Collected data entries:
--
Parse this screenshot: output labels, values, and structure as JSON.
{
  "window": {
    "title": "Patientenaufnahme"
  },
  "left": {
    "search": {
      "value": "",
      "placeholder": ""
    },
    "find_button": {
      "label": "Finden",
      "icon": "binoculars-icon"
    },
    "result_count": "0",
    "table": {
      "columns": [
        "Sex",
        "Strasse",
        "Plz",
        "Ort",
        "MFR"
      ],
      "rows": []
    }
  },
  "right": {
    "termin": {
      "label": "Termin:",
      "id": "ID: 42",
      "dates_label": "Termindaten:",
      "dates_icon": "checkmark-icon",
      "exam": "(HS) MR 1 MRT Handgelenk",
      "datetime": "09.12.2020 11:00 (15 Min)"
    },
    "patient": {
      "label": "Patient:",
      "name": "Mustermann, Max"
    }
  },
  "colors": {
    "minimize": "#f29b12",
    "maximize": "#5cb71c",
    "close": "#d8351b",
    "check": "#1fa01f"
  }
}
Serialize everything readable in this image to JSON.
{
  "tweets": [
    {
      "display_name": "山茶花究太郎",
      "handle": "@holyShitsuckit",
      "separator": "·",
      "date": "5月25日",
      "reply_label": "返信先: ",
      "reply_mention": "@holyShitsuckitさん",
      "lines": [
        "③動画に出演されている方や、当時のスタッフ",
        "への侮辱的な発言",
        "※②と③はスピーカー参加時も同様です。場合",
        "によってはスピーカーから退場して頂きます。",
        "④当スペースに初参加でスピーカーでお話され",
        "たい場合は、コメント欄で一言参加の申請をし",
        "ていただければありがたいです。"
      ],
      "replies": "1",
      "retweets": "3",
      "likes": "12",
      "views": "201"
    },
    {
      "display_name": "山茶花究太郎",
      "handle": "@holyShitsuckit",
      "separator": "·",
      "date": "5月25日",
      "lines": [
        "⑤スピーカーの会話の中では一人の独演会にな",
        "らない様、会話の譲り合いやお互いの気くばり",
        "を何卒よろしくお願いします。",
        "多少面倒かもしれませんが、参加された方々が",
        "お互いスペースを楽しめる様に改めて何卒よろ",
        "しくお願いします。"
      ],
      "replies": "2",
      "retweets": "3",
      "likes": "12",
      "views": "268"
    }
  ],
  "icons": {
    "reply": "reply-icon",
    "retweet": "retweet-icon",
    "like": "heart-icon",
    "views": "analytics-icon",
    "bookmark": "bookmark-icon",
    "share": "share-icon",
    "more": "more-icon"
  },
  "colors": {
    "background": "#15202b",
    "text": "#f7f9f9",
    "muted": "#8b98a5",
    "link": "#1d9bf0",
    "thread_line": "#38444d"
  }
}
--
What to produce: Produce an exact copy of all the records.

Solution to this problem:
Parse this screenshot: output labels, values, and structure as JSON.
{
  "window": {
    "title": "Patientenaufnahme"
  },
  "left": {
    "search": {
      "value": "",
      "placeholder": ""
    },
    "find_button": {
      "label": "Finden",
      "icon": "binoculars-icon"
    },
    "result_count": "0",
    "table": {
      "columns": [
        "Sex",
        "Strasse",
        "Plz",
        "Ort",
        "MFR"
      ],
      "rows": []
    }
  },
  "right": {
    "termin": {
      "label": "Termin:",
      "id": "ID: 42",
      "dates_label": "Termindaten:",
      "dates_icon": "checkmark-icon",
      "exam": "(HS) MR 1 MRT Handgelenk",
      "datetime": "09.12.2020 11:00 (15 Min)"
    },
    "patient": {
      "label": "Patient:",
      "name": "Mustermann, Max"
    }
  },
  "colors": {
    "minimize": "#f29b12",
    "maximize": "#5cb71c",
    "close": "#d8351b",
    "check": "#1fa01f"
  }
}
Serialize everything readable in this image to JSON.
{
  "tweets": [
    {
      "display_name": "山茶花究太郎",
      "handle": "@holyShitsuckit",
      "separator": "·",
      "date": "5月25日",
      "reply_label": "返信先: ",
      "reply_mention": "@holyShitsuckitさん",
      "lines": [
        "③動画に出演されている方や、当時のスタッフ",
        "への侮辱的な発言",
        "※②と③はスピーカー参加時も同様です。場合",
        "によってはスピーカーから退場して頂きます。",
        "④当スペースに初参加でスピーカーでお話され",
        "たい場合は、コメント欄で一言参加の申請をし",
        "ていただければありがたいです。"
      ],
      "replies": "1",
      "retweets": "3",
      "likes": "12",
      "views": "201"
    },
    {
      "display_name": "山茶花究太郎",
      "handle": "@holyShitsuckit",
      "separator": "·",
      "date": "5月25日",
      "lines": [
        "⑤スピーカーの会話の中では一人の独演会にな",
        "らない様、会話の譲り合いやお互いの気くばり",
        "を何卒よろしくお願いします。",
        "多少面倒かもしれませんが、参加された方々が",
        "お互いスペースを楽しめる様に改めて何卒よろ",
        "しくお願いします。"
      ],
      "replies": "2",
      "retweets": "3",
      "likes": "12",
      "views": "268"
    }
  ],
  "icons": {
    "reply": "reply-icon",
    "retweet": "retweet-icon",
    "like": "heart-icon",
    "views": "analytics-icon",
    "bookmark": "bookmark-icon",
    "share": "share-icon",
    "more": "more-icon"
  },
  "colors": {
    "background": "#15202b",
    "text": "#f7f9f9",
    "muted": "#8b98a5",
    "link": "#1d9bf0",
    "thread_line": "#38444d"
  }
}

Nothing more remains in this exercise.